-- Start Material --

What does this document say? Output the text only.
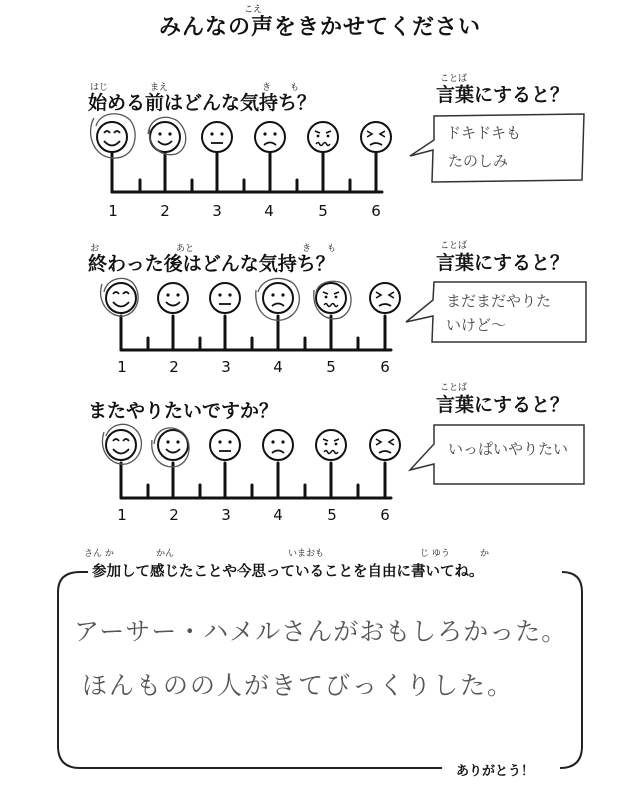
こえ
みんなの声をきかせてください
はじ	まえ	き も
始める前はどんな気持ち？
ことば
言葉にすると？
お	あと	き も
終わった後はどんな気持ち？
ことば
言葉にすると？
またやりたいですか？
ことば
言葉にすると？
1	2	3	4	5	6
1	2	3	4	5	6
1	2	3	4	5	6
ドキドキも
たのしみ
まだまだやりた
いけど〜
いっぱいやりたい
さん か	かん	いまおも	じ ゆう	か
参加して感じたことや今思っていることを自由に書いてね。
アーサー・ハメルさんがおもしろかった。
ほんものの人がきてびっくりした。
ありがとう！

-- End Material --
-- Start Material --

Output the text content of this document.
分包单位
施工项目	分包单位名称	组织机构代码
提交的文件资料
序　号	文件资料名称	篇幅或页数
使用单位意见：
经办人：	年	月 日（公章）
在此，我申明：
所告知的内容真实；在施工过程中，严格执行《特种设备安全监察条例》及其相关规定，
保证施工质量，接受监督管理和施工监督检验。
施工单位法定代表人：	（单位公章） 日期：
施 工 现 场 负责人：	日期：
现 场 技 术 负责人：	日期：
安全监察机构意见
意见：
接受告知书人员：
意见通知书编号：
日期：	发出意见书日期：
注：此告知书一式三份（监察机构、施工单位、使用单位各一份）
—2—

-- End Material --

Direction: From the records above, pull out every line containing the word "document".

Solution for this task:
What does this document say? Output the text only.
Output the text content of this document.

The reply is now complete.